◆ Written task
Write out the entries below once more, exactly.

** Start **

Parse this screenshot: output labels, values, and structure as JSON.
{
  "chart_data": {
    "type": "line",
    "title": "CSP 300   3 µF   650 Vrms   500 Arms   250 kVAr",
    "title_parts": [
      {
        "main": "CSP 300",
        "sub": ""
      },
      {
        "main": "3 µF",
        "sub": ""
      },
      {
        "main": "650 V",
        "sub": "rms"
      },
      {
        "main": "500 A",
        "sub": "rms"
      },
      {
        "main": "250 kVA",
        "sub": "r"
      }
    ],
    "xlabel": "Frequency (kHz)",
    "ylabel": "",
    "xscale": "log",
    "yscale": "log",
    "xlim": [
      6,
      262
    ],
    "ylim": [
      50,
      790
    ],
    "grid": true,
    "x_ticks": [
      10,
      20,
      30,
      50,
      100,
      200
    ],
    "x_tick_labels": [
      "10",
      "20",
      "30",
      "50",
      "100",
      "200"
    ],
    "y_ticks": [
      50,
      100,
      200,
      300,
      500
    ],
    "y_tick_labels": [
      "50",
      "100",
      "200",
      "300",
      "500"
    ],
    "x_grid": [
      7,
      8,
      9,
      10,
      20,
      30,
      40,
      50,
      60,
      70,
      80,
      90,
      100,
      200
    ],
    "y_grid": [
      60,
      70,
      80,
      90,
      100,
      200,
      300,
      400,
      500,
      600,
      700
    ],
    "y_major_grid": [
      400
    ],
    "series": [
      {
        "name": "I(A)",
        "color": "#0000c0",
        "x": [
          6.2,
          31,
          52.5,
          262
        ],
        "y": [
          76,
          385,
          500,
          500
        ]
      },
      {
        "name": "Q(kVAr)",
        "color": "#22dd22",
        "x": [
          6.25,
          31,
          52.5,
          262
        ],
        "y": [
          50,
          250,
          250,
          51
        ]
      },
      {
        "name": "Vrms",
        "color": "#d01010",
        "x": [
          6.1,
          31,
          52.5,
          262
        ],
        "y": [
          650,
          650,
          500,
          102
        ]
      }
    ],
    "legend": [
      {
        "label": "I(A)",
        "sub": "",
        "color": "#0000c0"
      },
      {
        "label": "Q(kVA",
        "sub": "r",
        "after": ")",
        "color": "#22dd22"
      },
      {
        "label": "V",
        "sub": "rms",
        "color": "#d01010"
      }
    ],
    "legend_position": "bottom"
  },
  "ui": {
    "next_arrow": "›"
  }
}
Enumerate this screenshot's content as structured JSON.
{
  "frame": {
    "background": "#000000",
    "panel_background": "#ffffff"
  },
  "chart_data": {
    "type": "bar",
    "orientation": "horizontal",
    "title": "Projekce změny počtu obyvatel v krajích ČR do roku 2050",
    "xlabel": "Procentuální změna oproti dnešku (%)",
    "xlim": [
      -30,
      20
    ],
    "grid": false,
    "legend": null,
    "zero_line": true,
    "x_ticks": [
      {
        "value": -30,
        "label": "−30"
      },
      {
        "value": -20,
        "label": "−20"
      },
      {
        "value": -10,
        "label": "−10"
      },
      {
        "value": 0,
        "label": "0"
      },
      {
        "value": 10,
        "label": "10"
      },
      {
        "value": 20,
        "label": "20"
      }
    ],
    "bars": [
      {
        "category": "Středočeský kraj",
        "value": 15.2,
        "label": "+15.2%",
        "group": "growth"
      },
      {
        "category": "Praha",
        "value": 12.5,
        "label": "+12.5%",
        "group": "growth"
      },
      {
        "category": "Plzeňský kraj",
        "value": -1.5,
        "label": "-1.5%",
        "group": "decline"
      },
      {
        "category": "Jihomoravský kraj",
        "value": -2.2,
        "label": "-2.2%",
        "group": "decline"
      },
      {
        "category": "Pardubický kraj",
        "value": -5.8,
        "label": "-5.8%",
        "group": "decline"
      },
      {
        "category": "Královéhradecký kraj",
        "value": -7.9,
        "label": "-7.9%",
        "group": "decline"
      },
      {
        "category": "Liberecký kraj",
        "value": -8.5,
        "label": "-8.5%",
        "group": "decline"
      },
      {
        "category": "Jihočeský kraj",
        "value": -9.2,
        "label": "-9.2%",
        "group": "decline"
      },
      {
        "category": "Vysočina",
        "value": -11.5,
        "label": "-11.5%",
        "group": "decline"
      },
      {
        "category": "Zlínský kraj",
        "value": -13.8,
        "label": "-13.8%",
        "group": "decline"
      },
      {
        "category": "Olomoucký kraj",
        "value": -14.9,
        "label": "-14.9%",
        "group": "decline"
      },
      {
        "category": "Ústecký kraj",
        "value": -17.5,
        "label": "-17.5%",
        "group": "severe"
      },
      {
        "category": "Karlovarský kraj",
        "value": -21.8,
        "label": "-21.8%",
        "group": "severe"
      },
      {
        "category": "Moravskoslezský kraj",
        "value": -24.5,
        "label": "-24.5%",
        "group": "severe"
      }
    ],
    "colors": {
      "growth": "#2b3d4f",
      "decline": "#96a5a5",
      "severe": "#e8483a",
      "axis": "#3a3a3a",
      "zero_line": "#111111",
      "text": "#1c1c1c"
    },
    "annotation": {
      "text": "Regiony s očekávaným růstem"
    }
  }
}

** End **

◆ Exercise result
Parse this screenshot: output labels, values, and structure as JSON.
{
  "chart_data": {
    "type": "line",
    "title": "CSP 300   3 µF   650 Vrms   500 Arms   250 kVAr",
    "title_parts": [
      {
        "main": "CSP 300",
        "sub": ""
      },
      {
        "main": "3 µF",
        "sub": ""
      },
      {
        "main": "650 V",
        "sub": "rms"
      },
      {
        "main": "500 A",
        "sub": "rms"
      },
      {
        "main": "250 kVA",
        "sub": "r"
      }
    ],
    "xlabel": "Frequency (kHz)",
    "ylabel": "",
    "xscale": "log",
    "yscale": "log",
    "xlim": [
      6,
      262
    ],
    "ylim": [
      50,
      790
    ],
    "grid": true,
    "x_ticks": [
      10,
      20,
      30,
      50,
      100,
      200
    ],
    "x_tick_labels": [
      "10",
      "20",
      "30",
      "50",
      "100",
      "200"
    ],
    "y_ticks": [
      50,
      100,
      200,
      300,
      500
    ],
    "y_tick_labels": [
      "50",
      "100",
      "200",
      "300",
      "500"
    ],
    "x_grid": [
      7,
      8,
      9,
      10,
      20,
      30,
      40,
      50,
      60,
      70,
      80,
      90,
      100,
      200
    ],
    "y_grid": [
      60,
      70,
      80,
      90,
      100,
      200,
      300,
      400,
      500,
      600,
      700
    ],
    "y_major_grid": [
      400
    ],
    "series": [
      {
        "name": "I(A)",
        "color": "#0000c0",
        "x": [
          6.2,
          31,
          52.5,
          262
        ],
        "y": [
          76,
          385,
          500,
          500
        ]
      },
      {
        "name": "Q(kVAr)",
        "color": "#22dd22",
        "x": [
          6.25,
          31,
          52.5,
          262
        ],
        "y": [
          50,
          250,
          250,
          51
        ]
      },
      {
        "name": "Vrms",
        "color": "#d01010",
        "x": [
          6.1,
          31,
          52.5,
          262
        ],
        "y": [
          650,
          650,
          500,
          102
        ]
      }
    ],
    "legend": [
      {
        "label": "I(A)",
        "sub": "",
        "color": "#0000c0"
      },
      {
        "label": "Q(kVA",
        "sub": "r",
        "after": ")",
        "color": "#22dd22"
      },
      {
        "label": "V",
        "sub": "rms",
        "color": "#d01010"
      }
    ],
    "legend_position": "bottom"
  },
  "ui": {
    "next_arrow": "›"
  }
}
Enumerate this screenshot's content as structured JSON.
{
  "frame": {
    "background": "#000000",
    "panel_background": "#ffffff"
  },
  "chart_data": {
    "type": "bar",
    "orientation": "horizontal",
    "title": "Projekce změny počtu obyvatel v krajích ČR do roku 2050",
    "xlabel": "Procentuální změna oproti dnešku (%)",
    "xlim": [
      -30,
      20
    ],
    "grid": false,
    "legend": null,
    "zero_line": true,
    "x_ticks": [
      {
        "value": -30,
        "label": "−30"
      },
      {
        "value": -20,
        "label": "−20"
      },
      {
        "value": -10,
        "label": "−10"
      },
      {
        "value": 0,
        "label": "0"
      },
      {
        "value": 10,
        "label": "10"
      },
      {
        "value": 20,
        "label": "20"
      }
    ],
    "bars": [
      {
        "category": "Středočeský kraj",
        "value": 15.2,
        "label": "+15.2%",
        "group": "growth"
      },
      {
        "category": "Praha",
        "value": 12.5,
        "label": "+12.5%",
        "group": "growth"
      },
      {
        "category": "Plzeňský kraj",
        "value": -1.5,
        "label": "-1.5%",
        "group": "decline"
      },
      {
        "category": "Jihomoravský kraj",
        "value": -2.2,
        "label": "-2.2%",
        "group": "decline"
      },
      {
        "category": "Pardubický kraj",
        "value": -5.8,
        "label": "-5.8%",
        "group": "decline"
      },
      {
        "category": "Královéhradecký kraj",
        "value": -7.9,
        "label": "-7.9%",
        "group": "decline"
      },
      {
        "category": "Liberecký kraj",
        "value": -8.5,
        "label": "-8.5%",
        "group": "decline"
      },
      {
        "category": "Jihočeský kraj",
        "value": -9.2,
        "label": "-9.2%",
        "group": "decline"
      },
      {
        "category": "Vysočina",
        "value": -11.5,
        "label": "-11.5%",
        "group": "decline"
      },
      {
        "category": "Zlínský kraj",
        "value": -13.8,
        "label": "-13.8%",
        "group": "decline"
      },
      {
        "category": "Olomoucký kraj",
        "value": -14.9,
        "label": "-14.9%",
        "group": "decline"
      },
      {
        "category": "Ústecký kraj",
        "value": -17.5,
        "label": "-17.5%",
        "group": "severe"
      },
      {
        "category": "Karlovarský kraj",
        "value": -21.8,
        "label": "-21.8%",
        "group": "severe"
      },
      {
        "category": "Moravskoslezský kraj",
        "value": -24.5,
        "label": "-24.5%",
        "group": "severe"
      }
    ],
    "colors": {
      "growth": "#2b3d4f",
      "decline": "#96a5a5",
      "severe": "#e8483a",
      "axis": "#3a3a3a",
      "zero_line": "#111111",
      "text": "#1c1c1c"
    },
    "annotation": {
      "text": "Regiony s očekávaným růstem"
    }
  }
}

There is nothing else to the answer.